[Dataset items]
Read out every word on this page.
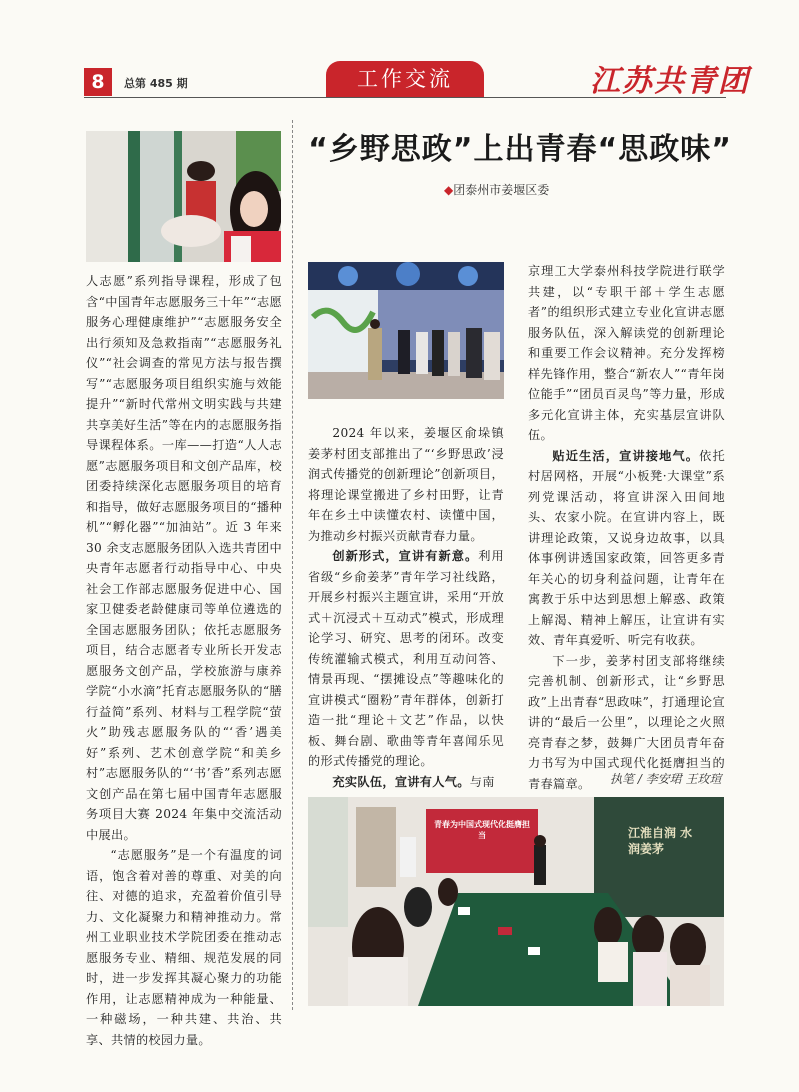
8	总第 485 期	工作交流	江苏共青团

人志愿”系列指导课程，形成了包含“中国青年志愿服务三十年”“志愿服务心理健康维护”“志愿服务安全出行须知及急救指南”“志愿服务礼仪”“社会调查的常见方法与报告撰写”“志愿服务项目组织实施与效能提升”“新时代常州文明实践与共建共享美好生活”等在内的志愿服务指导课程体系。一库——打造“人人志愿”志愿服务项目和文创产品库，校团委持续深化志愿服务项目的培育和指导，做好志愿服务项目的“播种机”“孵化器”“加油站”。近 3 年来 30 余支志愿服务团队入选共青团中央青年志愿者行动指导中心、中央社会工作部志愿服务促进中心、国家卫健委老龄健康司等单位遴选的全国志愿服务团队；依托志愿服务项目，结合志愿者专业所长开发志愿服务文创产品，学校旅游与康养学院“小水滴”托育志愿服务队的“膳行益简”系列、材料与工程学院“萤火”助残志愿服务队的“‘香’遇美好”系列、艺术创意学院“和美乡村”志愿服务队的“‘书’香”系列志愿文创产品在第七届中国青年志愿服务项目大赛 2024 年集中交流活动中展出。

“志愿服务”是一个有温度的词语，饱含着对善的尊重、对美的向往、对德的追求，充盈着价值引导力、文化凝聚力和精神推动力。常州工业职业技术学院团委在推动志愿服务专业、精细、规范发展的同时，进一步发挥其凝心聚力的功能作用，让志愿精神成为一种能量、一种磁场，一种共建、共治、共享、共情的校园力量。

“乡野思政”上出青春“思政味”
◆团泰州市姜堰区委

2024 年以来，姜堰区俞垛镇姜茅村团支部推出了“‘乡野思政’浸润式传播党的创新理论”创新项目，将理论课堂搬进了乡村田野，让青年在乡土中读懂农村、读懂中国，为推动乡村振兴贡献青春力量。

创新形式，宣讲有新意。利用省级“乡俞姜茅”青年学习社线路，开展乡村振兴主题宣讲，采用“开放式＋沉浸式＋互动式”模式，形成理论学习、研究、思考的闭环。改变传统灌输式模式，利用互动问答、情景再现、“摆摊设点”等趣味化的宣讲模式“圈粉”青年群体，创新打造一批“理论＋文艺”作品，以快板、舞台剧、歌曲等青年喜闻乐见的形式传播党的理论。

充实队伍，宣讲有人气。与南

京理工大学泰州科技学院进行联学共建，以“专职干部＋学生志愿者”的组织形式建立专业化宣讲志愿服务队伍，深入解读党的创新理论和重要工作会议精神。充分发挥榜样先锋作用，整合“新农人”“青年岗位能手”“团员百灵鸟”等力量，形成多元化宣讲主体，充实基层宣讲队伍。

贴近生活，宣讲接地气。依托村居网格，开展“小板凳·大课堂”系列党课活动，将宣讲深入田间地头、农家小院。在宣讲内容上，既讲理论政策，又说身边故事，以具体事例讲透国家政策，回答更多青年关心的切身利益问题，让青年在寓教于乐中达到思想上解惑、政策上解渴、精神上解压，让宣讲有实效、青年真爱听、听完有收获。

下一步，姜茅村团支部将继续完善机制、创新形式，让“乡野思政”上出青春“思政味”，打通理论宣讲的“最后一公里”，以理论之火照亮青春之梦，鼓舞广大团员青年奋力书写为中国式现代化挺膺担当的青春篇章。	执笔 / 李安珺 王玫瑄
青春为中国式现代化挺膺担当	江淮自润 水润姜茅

--

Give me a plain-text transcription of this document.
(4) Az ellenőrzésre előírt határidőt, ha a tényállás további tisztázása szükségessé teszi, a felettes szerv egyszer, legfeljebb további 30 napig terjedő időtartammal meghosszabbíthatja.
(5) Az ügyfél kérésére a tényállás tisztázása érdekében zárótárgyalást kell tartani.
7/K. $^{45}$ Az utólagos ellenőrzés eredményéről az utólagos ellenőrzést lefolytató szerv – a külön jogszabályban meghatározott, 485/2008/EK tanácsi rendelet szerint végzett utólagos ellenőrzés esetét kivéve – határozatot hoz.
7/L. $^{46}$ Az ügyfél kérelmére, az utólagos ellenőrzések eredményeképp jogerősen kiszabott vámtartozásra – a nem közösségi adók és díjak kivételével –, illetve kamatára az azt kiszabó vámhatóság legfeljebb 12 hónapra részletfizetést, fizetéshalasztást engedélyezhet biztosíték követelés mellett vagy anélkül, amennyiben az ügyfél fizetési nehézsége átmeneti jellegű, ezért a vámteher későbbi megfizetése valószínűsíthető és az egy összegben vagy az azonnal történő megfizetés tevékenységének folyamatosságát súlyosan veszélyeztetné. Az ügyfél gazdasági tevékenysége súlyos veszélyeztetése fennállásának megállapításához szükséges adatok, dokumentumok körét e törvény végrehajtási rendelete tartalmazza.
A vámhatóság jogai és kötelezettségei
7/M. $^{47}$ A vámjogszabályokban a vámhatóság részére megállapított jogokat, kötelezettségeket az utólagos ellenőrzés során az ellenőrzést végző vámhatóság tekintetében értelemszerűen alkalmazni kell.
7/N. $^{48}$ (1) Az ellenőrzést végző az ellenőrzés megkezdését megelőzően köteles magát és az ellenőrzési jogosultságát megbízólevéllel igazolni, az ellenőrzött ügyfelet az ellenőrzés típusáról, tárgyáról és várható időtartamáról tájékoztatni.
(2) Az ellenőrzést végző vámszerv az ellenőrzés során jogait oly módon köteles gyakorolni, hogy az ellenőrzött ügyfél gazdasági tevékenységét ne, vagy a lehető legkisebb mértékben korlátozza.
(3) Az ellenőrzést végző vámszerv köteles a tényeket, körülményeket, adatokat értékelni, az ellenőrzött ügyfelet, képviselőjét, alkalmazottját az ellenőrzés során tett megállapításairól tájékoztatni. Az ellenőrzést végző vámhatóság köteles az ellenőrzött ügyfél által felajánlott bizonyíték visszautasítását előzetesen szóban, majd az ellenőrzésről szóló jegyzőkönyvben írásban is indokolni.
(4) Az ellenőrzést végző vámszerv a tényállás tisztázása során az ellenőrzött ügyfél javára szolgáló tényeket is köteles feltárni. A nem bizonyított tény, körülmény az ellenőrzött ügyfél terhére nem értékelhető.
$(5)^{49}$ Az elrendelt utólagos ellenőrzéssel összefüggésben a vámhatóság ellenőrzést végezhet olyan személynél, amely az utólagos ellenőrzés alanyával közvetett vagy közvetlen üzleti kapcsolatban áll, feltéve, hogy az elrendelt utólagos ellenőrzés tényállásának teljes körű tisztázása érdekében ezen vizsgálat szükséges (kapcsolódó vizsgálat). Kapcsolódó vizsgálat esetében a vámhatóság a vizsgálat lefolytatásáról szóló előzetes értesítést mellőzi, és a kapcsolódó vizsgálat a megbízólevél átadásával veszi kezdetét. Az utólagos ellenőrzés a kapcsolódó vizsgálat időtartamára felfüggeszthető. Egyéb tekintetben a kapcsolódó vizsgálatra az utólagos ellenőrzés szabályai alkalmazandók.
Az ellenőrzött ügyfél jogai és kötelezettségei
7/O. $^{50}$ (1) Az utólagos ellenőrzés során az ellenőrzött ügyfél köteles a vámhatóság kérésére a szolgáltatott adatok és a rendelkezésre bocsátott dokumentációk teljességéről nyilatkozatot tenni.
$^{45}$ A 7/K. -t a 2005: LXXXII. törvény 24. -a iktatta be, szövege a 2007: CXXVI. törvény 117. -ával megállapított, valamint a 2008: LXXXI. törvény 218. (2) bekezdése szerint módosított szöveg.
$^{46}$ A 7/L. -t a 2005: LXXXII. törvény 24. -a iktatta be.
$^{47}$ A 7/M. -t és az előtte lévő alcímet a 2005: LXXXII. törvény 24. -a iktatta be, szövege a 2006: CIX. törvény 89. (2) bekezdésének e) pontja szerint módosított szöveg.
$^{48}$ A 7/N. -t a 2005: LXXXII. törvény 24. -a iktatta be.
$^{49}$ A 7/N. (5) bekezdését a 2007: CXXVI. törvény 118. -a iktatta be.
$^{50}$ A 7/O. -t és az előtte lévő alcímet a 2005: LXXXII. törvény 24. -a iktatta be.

**Problem**
Pull every line holding "kell" out of the records.

**Solution to this exercise**
(5) Az ügyfél kérésére a tényállás tisztázása érdekében zárótárgyalást kell tartani.
7/M. $^{47}$ A vámjogszabályokban a vámhatóság részére megállapított jogokat, kötelezettségeket az utólagos ellenőrzés során az ellenőrzést végző vámhatóság tekintetében értelemszerűen alkalmazni kell.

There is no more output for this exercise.